**Data for this exercise**
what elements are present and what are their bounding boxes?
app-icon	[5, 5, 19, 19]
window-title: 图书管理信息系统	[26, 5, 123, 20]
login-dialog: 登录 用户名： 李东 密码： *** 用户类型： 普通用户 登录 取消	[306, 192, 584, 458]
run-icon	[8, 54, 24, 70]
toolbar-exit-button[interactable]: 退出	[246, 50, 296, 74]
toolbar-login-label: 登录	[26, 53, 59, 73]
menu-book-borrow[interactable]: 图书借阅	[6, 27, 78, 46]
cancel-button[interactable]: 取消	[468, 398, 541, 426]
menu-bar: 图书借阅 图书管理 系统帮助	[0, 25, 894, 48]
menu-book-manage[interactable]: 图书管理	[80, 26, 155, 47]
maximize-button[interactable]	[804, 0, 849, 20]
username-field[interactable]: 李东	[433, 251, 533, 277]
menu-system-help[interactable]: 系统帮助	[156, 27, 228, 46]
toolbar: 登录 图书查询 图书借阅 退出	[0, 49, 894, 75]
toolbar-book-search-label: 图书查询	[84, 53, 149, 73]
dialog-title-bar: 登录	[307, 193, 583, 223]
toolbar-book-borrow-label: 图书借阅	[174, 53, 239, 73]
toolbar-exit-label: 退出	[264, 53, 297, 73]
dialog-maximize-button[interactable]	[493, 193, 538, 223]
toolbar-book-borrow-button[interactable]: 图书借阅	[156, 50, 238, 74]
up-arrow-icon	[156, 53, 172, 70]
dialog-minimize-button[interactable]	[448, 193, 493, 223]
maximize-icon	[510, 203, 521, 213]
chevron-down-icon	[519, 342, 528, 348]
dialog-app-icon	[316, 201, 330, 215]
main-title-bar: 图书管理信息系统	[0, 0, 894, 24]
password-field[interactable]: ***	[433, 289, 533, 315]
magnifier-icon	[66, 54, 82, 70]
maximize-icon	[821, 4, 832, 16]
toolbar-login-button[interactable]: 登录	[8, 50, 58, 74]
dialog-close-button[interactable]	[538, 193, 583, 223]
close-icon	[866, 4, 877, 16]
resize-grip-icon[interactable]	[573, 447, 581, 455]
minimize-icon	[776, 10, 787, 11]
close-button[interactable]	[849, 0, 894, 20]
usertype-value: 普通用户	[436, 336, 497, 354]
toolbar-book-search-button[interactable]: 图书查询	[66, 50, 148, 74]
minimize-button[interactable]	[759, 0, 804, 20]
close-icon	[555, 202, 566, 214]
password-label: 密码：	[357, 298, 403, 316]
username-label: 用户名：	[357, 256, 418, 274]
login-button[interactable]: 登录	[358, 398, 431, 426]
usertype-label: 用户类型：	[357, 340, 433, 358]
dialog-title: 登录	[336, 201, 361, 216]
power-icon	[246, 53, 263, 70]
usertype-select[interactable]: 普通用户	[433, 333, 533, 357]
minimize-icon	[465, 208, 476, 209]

**To be done**
Can you output every line of the items above as a Markdown table with the columns "Row" and "Line", numbering each row and leaving out blank lines?

**In response**
| Row | Line |
|---|---|
| 1 | what elements are present and what are their bounding boxes? |
| 2 | app-icon	[5, 5, 19, 19] |
| 3 | window-title: 图书管理信息系统	[26, 5, 123, 20] |
| 4 | login-dialog: 登录 用户名： 李东 密码： *** 用户类型： 普通用户 登录 取消	[306, 192, 584, 458] |
| 5 | run-icon	[8, 54, 24, 70] |
| 6 | toolbar-exit-button[interactable]: 退出	[246, 50, 296, 74] |
| 7 | toolbar-login-label: 登录	[26, 53, 59, 73] |
| 8 | menu-book-borrow[interactable]: 图书借阅	[6, 27, 78, 46] |
| 9 | cancel-button[interactable]: 取消	[468, 398, 541, 426] |
| 10 | menu-bar: 图书借阅 图书管理 系统帮助	[0, 25, 894, 48] |
| 11 | menu-book-manage[interactable]: 图书管理	[80, 26, 155, 47] |
| 12 | maximize-button[interactable]	[804, 0, 849, 20] |
| 13 | username-field[interactable]: 李东	[433, 251, 533, 277] |
| 14 | menu-system-help[interactable]: 系统帮助	[156, 27, 228, 46] |
| 15 | toolbar: 登录 图书查询 图书借阅 退出	[0, 49, 894, 75] |
| 16 | toolbar-book-search-label: 图书查询	[84, 53, 149, 73] |
| 17 | dialog-title-bar: 登录	[307, 193, 583, 223] |
| 18 | toolbar-book-borrow-label: 图书借阅	[174, 53, 239, 73] |
| 19 | toolbar-exit-label: 退出	[264, 53, 297, 73] |
| 20 | dialog-maximize-button[interactable]	[493, 193, 538, 223] |
| 21 | toolbar-book-borrow-button[interactable]: 图书借阅	[156, 50, 238, 74] |
| 22 | up-arrow-icon	[156, 53, 172, 70] |
| 23 | dialog-minimize-button[interactable]	[448, 193, 493, 223] |
| 24 | maximize-icon	[510, 203, 521, 213] |
| 25 | chevron-down-icon	[519, 342, 528, 348] |
| 26 | dialog-app-icon	[316, 201, 330, 215] |
| 27 | main-title-bar: 图书管理信息系统	[0, 0, 894, 24] |
| 28 | password-field[interactable]: ***	[433, 289, 533, 315] |
| 29 | magnifier-icon	[66, 54, 82, 70] |
| 30 | maximize-icon	[821, 4, 832, 16] |
| 31 | toolbar-login-button[interactable]: 登录	[8, 50, 58, 74] |
| 32 | dialog-close-button[interactable]	[538, 193, 583, 223] |
| 33 | close-icon	[866, 4, 877, 16] |
| 34 | resize-grip-icon[interactable]	[573, 447, 581, 455] |
| 35 | minimize-icon	[776, 10, 787, 11] |
| 36 | close-button[interactable]	[849, 0, 894, 20] |
| 37 | usertype-value: 普通用户	[436, 336, 497, 354] |
| 38 | toolbar-book-search-button[interactable]: 图书查询	[66, 50, 148, 74] |
| 39 | minimize-button[interactable]	[759, 0, 804, 20] |
| 40 | close-icon	[555, 202, 566, 214] |
| 41 | password-label: 密码：	[357, 298, 403, 316] |
| 42 | username-label: 用户名：	[357, 256, 418, 274] |
| 43 | login-button[interactable]: 登录	[358, 398, 431, 426] |
| 44 | usertype-label: 用户类型：	[357, 340, 433, 358] |
| 45 | dialog-title: 登录	[336, 201, 361, 216] |
| 46 | power-icon	[246, 53, 263, 70] |
| 47 | usertype-select[interactable]: 普通用户	[433, 333, 533, 357] |
| 48 | minimize-icon	[465, 208, 476, 209] |